(Recorded data)
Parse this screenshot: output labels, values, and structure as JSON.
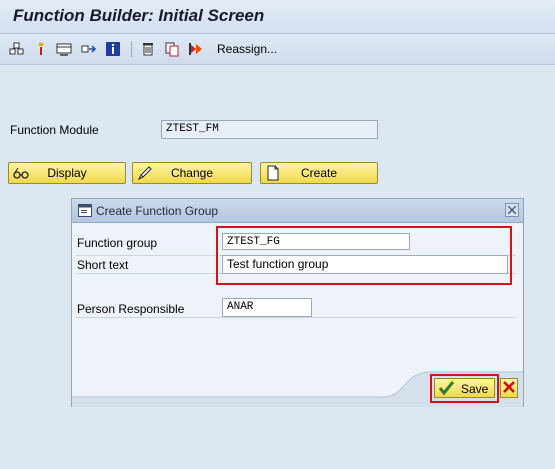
{
  "window": {
    "title": "Function Builder: Initial Screen"
  },
  "toolbar": {
    "icons": [
      "where-used-icon",
      "info-icon",
      "display-object-icon",
      "navigate-icon",
      "information-icon",
      "delete-icon",
      "copy-icon",
      "test-execute-icon"
    ],
    "reassign_label": "Reassign..."
  },
  "main": {
    "function_module_label": "Function Module",
    "function_module_value": "ZTEST_FM",
    "buttons": {
      "display": "Display",
      "change": "Change",
      "create": "Create"
    }
  },
  "dialog": {
    "title": "Create Function Group",
    "function_group_label": "Function group",
    "function_group_value": "ZTEST_FG",
    "short_text_label": "Short text",
    "short_text_value": "Test function group",
    "person_responsible_label": "Person Responsible",
    "person_responsible_value": "ANAR",
    "save_label": "Save"
  },
  "colors": {
    "highlight": "#d4141c",
    "button_yellow": "#f0d94a",
    "background": "#dde7f2"
  }
}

Exercise directions = Report all lines of the data that include the word "display".

Solution to this task =
      "display-object-icon",
      "display": "Display",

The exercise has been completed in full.